• **EXERCISE DETAILS**: A line counts if it contains the string "this"; say how many such lines there are, giving only the number.

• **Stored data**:
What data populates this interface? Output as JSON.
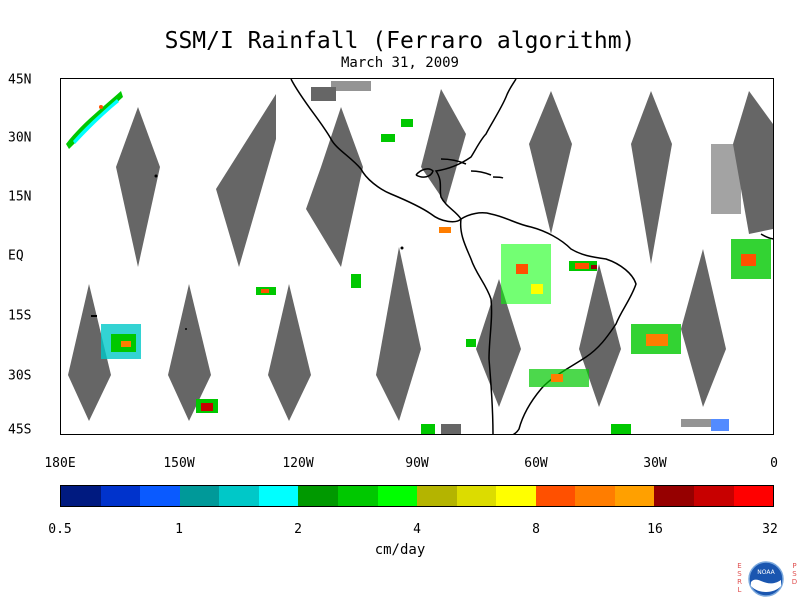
{
  "title": "SSM/I Rainfall (Ferraro algorithm)",
  "subtitle": "March 31, 2009",
  "lat_labels": [
    "45N",
    "30N",
    "15N",
    "EQ",
    "15S",
    "30S",
    "45S"
  ],
  "lon_labels": [
    "180E",
    "150W",
    "120W",
    "90W",
    "60W",
    "30W",
    "0"
  ],
  "colorbar": {
    "colors": [
      "#001a80",
      "#0033cc",
      "#0a5aff",
      "#009999",
      "#00c8c8",
      "#00ffff",
      "#009900",
      "#00c800",
      "#00ff00",
      "#b4b400",
      "#dcdc00",
      "#ffff00",
      "#ff5000",
      "#ff7d00",
      "#ffa000",
      "#960000",
      "#c80000",
      "#ff0000"
    ],
    "tick_labels": [
      "0.5",
      "1",
      "2",
      "4",
      "8",
      "16",
      "32"
    ],
    "unit": "cm/day"
  },
  "logo": {
    "left_letters": "ESRL",
    "right_letters": "PSD",
    "center_text": "NOAA"
  }
}
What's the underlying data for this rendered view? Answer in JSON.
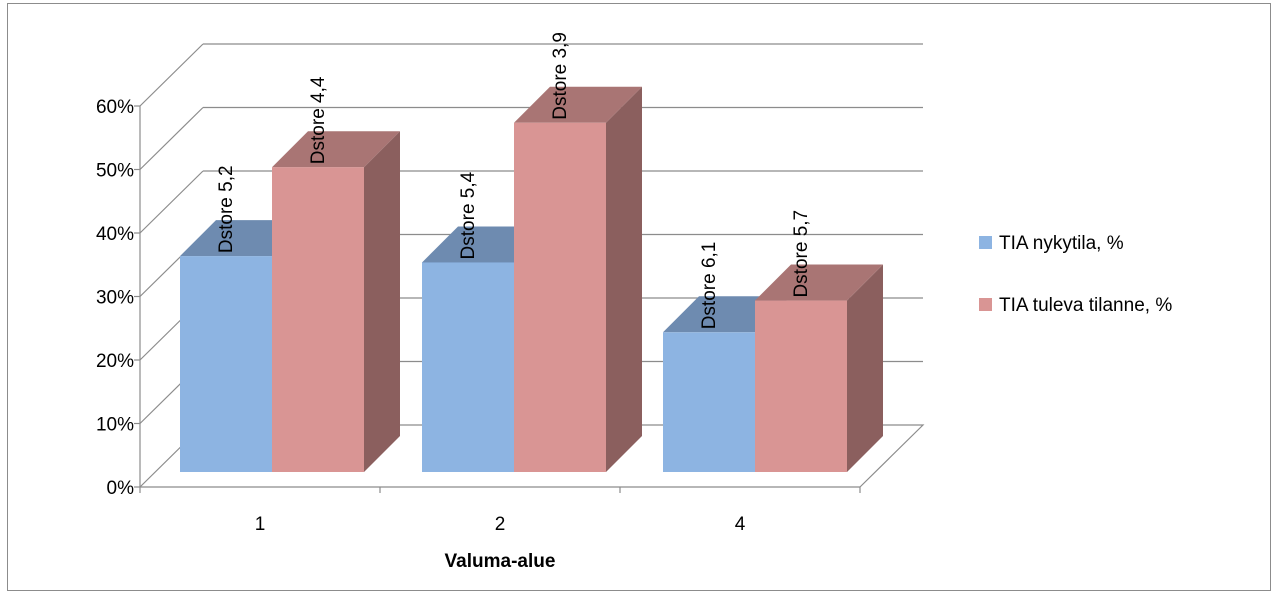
{
  "chart_data": {
    "type": "bar",
    "categories": [
      "1",
      "2",
      "4"
    ],
    "series": [
      {
        "name": "TIA nykytila, %",
        "values": [
          0.34,
          0.33,
          0.22
        ],
        "labels": [
          "Dstore 5,2",
          "Dstore 5,4",
          "Dstore 6,1"
        ],
        "color_front": "#8db4e2",
        "color_top": "#6e8bb0"
      },
      {
        "name": "TIA tuleva tilanne, %",
        "values": [
          0.48,
          0.55,
          0.27
        ],
        "labels": [
          "Dstore 4,4",
          "Dstore 3,9",
          "Dstore 5,7"
        ],
        "color_front": "#d99594",
        "color_top": "#a97574",
        "color_side": "#8b5f5e"
      }
    ],
    "yticks": [
      "0%",
      "10%",
      "20%",
      "30%",
      "40%",
      "50%",
      "60%"
    ],
    "ylim": [
      0,
      0.6
    ],
    "xlabel": "Valuma-alue",
    "ylabel": "",
    "title": "",
    "grid": true,
    "legend_position": "right",
    "projection": "3d"
  }
}
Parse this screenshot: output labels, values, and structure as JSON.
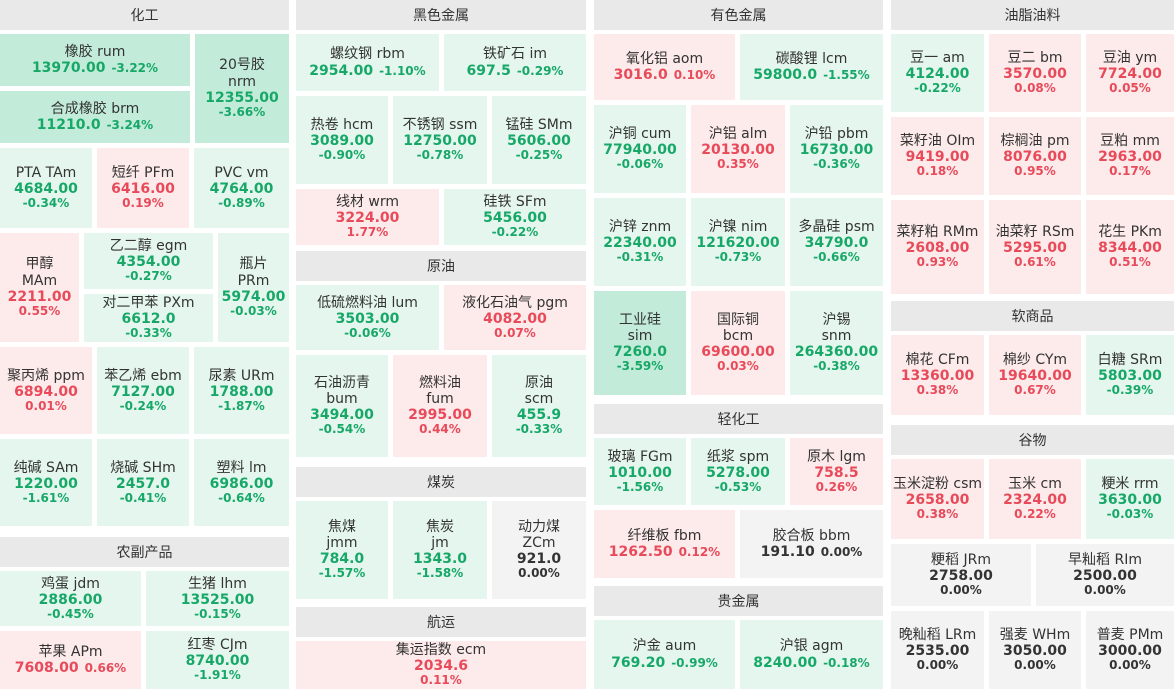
{
  "sections": [
    {
      "key": "chem",
      "title": "化工"
    },
    {
      "key": "ferrous",
      "title": "黑色金属"
    },
    {
      "key": "nonferrous",
      "title": "有色金属"
    },
    {
      "key": "oils",
      "title": "油脂油料"
    },
    {
      "key": "agri",
      "title": "农副产品"
    },
    {
      "key": "crude",
      "title": "原油"
    },
    {
      "key": "coal",
      "title": "煤炭"
    },
    {
      "key": "shipping",
      "title": "航运"
    },
    {
      "key": "light",
      "title": "轻化工"
    },
    {
      "key": "precious",
      "title": "贵金属"
    },
    {
      "key": "soft",
      "title": "软商品"
    },
    {
      "key": "grain",
      "title": "谷物"
    }
  ],
  "tiles": [
    {
      "id": "rum",
      "name": "橡胶  rum",
      "price": "13970.00",
      "chg": "-3.22%",
      "dir": "dn2"
    },
    {
      "id": "nrm",
      "name": "20号胶\nnrm",
      "price": "12355.00",
      "chg": "-3.66%",
      "dir": "dn2"
    },
    {
      "id": "brm",
      "name": "合成橡胶  brm",
      "price": "11210.0",
      "chg": "-3.24%",
      "dir": "dn2"
    },
    {
      "id": "tam",
      "name": "PTA  TAm",
      "price": "4684.00",
      "chg": "-0.34%",
      "dir": "dn"
    },
    {
      "id": "pfm",
      "name": "短纤  PFm",
      "price": "6416.00",
      "chg": "0.19%",
      "dir": "up"
    },
    {
      "id": "vm",
      "name": "PVC  vm",
      "price": "4764.00",
      "chg": "-0.89%",
      "dir": "dn"
    },
    {
      "id": "mam",
      "name": "甲醇\nMAm",
      "price": "2211.00",
      "chg": "0.55%",
      "dir": "up"
    },
    {
      "id": "egm",
      "name": "乙二醇  egm",
      "price": "4354.00",
      "chg": "-0.27%",
      "dir": "dn"
    },
    {
      "id": "prm",
      "name": "瓶片\nPRm",
      "price": "5974.00",
      "chg": "-0.03%",
      "dir": "dn"
    },
    {
      "id": "pxm",
      "name": "对二甲苯  PXm",
      "price": "6612.0",
      "chg": "-0.33%",
      "dir": "dn"
    },
    {
      "id": "ppm",
      "name": "聚丙烯  ppm",
      "price": "6894.00",
      "chg": "0.01%",
      "dir": "up"
    },
    {
      "id": "ebm",
      "name": "苯乙烯  ebm",
      "price": "7127.00",
      "chg": "-0.24%",
      "dir": "dn"
    },
    {
      "id": "urm",
      "name": "尿素  URm",
      "price": "1788.00",
      "chg": "-1.87%",
      "dir": "dn"
    },
    {
      "id": "sam",
      "name": "纯碱  SAm",
      "price": "1220.00",
      "chg": "-1.61%",
      "dir": "dn"
    },
    {
      "id": "shm",
      "name": "烧碱  SHm",
      "price": "2457.0",
      "chg": "-0.41%",
      "dir": "dn"
    },
    {
      "id": "lm",
      "name": "塑料  lm",
      "price": "6986.00",
      "chg": "-0.64%",
      "dir": "dn"
    },
    {
      "id": "jdm",
      "name": "鸡蛋  jdm",
      "price": "2886.00",
      "chg": "-0.45%",
      "dir": "dn"
    },
    {
      "id": "lhm",
      "name": "生猪  lhm",
      "price": "13525.00",
      "chg": "-0.15%",
      "dir": "dn"
    },
    {
      "id": "apm",
      "name": "苹果  APm",
      "price": "7608.00",
      "chg": "0.66%",
      "dir": "up"
    },
    {
      "id": "cjm",
      "name": "红枣  CJm",
      "price": "8740.00",
      "chg": "-1.91%",
      "dir": "dn"
    },
    {
      "id": "rbm",
      "name": "螺纹钢  rbm",
      "price": "2954.00",
      "chg": "-1.10%",
      "dir": "dn"
    },
    {
      "id": "im",
      "name": "铁矿石  im",
      "price": "697.5",
      "chg": "-0.29%",
      "dir": "dn"
    },
    {
      "id": "hcm",
      "name": "热卷  hcm",
      "price": "3089.00",
      "chg": "-0.90%",
      "dir": "dn"
    },
    {
      "id": "ssm",
      "name": "不锈钢  ssm",
      "price": "12750.00",
      "chg": "-0.78%",
      "dir": "dn"
    },
    {
      "id": "smm",
      "name": "锰硅  SMm",
      "price": "5606.00",
      "chg": "-0.25%",
      "dir": "dn"
    },
    {
      "id": "wrm",
      "name": "线材  wrm",
      "price": "3224.00",
      "chg": "1.77%",
      "dir": "up"
    },
    {
      "id": "sfm",
      "name": "硅铁  SFm",
      "price": "5456.00",
      "chg": "-0.22%",
      "dir": "dn"
    },
    {
      "id": "lum",
      "name": "低硫燃料油  lum",
      "price": "3503.00",
      "chg": "-0.06%",
      "dir": "dn"
    },
    {
      "id": "pgm",
      "name": "液化石油气  pgm",
      "price": "4082.00",
      "chg": "0.07%",
      "dir": "up"
    },
    {
      "id": "bum",
      "name": "石油沥青\nbum",
      "price": "3494.00",
      "chg": "-0.54%",
      "dir": "dn"
    },
    {
      "id": "fum",
      "name": "燃料油\nfum",
      "price": "2995.00",
      "chg": "0.44%",
      "dir": "up"
    },
    {
      "id": "scm",
      "name": "原油\nscm",
      "price": "455.9",
      "chg": "-0.33%",
      "dir": "dn"
    },
    {
      "id": "jmm",
      "name": "焦煤\njmm",
      "price": "784.0",
      "chg": "-1.57%",
      "dir": "dn"
    },
    {
      "id": "jm",
      "name": "焦炭\njm",
      "price": "1343.0",
      "chg": "-1.58%",
      "dir": "dn"
    },
    {
      "id": "zcm",
      "name": "动力煤\nZCm",
      "price": "921.0",
      "chg": "0.00%",
      "dir": "fl"
    },
    {
      "id": "ecm",
      "name": "集运指数  ecm",
      "price": "2034.6",
      "chg": "0.11%",
      "dir": "up"
    },
    {
      "id": "aom",
      "name": "氧化铝  aom",
      "price": "3016.0",
      "chg": "0.10%",
      "dir": "up"
    },
    {
      "id": "lcm",
      "name": "碳酸锂  lcm",
      "price": "59800.0",
      "chg": "-1.55%",
      "dir": "dn"
    },
    {
      "id": "cum",
      "name": "沪铜  cum",
      "price": "77940.00",
      "chg": "-0.06%",
      "dir": "dn"
    },
    {
      "id": "alm",
      "name": "沪铝  alm",
      "price": "20130.00",
      "chg": "0.35%",
      "dir": "up"
    },
    {
      "id": "pbm",
      "name": "沪铅  pbm",
      "price": "16730.00",
      "chg": "-0.36%",
      "dir": "dn"
    },
    {
      "id": "znm",
      "name": "沪锌  znm",
      "price": "22340.00",
      "chg": "-0.31%",
      "dir": "dn"
    },
    {
      "id": "nim",
      "name": "沪镍  nim",
      "price": "121620.00",
      "chg": "-0.73%",
      "dir": "dn"
    },
    {
      "id": "psm",
      "name": "多晶硅  psm",
      "price": "34790.0",
      "chg": "-0.66%",
      "dir": "dn"
    },
    {
      "id": "sim",
      "name": "工业硅\nsim",
      "price": "7260.0",
      "chg": "-3.59%",
      "dir": "dn2"
    },
    {
      "id": "bcm",
      "name": "国际铜\nbcm",
      "price": "69600.00",
      "chg": "0.03%",
      "dir": "up"
    },
    {
      "id": "snm",
      "name": "沪锡\nsnm",
      "price": "264360.00",
      "chg": "-0.38%",
      "dir": "dn"
    },
    {
      "id": "fgm",
      "name": "玻璃  FGm",
      "price": "1010.00",
      "chg": "-1.56%",
      "dir": "dn"
    },
    {
      "id": "spm",
      "name": "纸浆  spm",
      "price": "5278.00",
      "chg": "-0.53%",
      "dir": "dn"
    },
    {
      "id": "lgm",
      "name": "原木  lgm",
      "price": "758.5",
      "chg": "0.26%",
      "dir": "up"
    },
    {
      "id": "fbm",
      "name": "纤维板  fbm",
      "price": "1262.50",
      "chg": "0.12%",
      "dir": "up"
    },
    {
      "id": "bbm",
      "name": "胶合板  bbm",
      "price": "191.10",
      "chg": "0.00%",
      "dir": "fl"
    },
    {
      "id": "aum",
      "name": "沪金  aum",
      "price": "769.20",
      "chg": "-0.99%",
      "dir": "dn"
    },
    {
      "id": "agm",
      "name": "沪银  agm",
      "price": "8240.00",
      "chg": "-0.18%",
      "dir": "dn"
    },
    {
      "id": "am",
      "name": "豆一  am",
      "price": "4124.00",
      "chg": "-0.22%",
      "dir": "dn"
    },
    {
      "id": "bm",
      "name": "豆二  bm",
      "price": "3570.00",
      "chg": "0.08%",
      "dir": "up"
    },
    {
      "id": "ym",
      "name": "豆油  ym",
      "price": "7724.00",
      "chg": "0.05%",
      "dir": "up"
    },
    {
      "id": "oim",
      "name": "菜籽油  OIm",
      "price": "9419.00",
      "chg": "0.18%",
      "dir": "up"
    },
    {
      "id": "pm",
      "name": "棕榈油  pm",
      "price": "8076.00",
      "chg": "0.95%",
      "dir": "up"
    },
    {
      "id": "mm",
      "name": "豆粕  mm",
      "price": "2963.00",
      "chg": "0.17%",
      "dir": "up"
    },
    {
      "id": "rmm",
      "name": "菜籽粕  RMm",
      "price": "2608.00",
      "chg": "0.93%",
      "dir": "up"
    },
    {
      "id": "rsm",
      "name": "油菜籽  RSm",
      "price": "5295.00",
      "chg": "0.61%",
      "dir": "up"
    },
    {
      "id": "pkm",
      "name": "花生  PKm",
      "price": "8344.00",
      "chg": "0.51%",
      "dir": "up"
    },
    {
      "id": "cfm",
      "name": "棉花  CFm",
      "price": "13360.00",
      "chg": "0.38%",
      "dir": "up"
    },
    {
      "id": "cym",
      "name": "棉纱  CYm",
      "price": "19640.00",
      "chg": "0.67%",
      "dir": "up"
    },
    {
      "id": "srm",
      "name": "白糖  SRm",
      "price": "5803.00",
      "chg": "-0.39%",
      "dir": "dn"
    },
    {
      "id": "csm",
      "name": "玉米淀粉  csm",
      "price": "2658.00",
      "chg": "0.38%",
      "dir": "up"
    },
    {
      "id": "cm",
      "name": "玉米  cm",
      "price": "2324.00",
      "chg": "0.22%",
      "dir": "up"
    },
    {
      "id": "rrm",
      "name": "粳米  rrm",
      "price": "3630.00",
      "chg": "-0.03%",
      "dir": "dn"
    },
    {
      "id": "jrm",
      "name": "粳稻  JRm",
      "price": "2758.00",
      "chg": "0.00%",
      "dir": "fl"
    },
    {
      "id": "rim",
      "name": "早籼稻  RIm",
      "price": "2500.00",
      "chg": "0.00%",
      "dir": "fl"
    },
    {
      "id": "lrm",
      "name": "晚籼稻  LRm",
      "price": "2535.00",
      "chg": "0.00%",
      "dir": "fl"
    },
    {
      "id": "whm",
      "name": "强麦  WHm",
      "price": "3050.00",
      "chg": "0.00%",
      "dir": "fl"
    },
    {
      "id": "pmm",
      "name": "普麦  PMm",
      "price": "3000.00",
      "chg": "0.00%",
      "dir": "fl"
    }
  ]
}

• **EXERCISE RESPONSE**: 3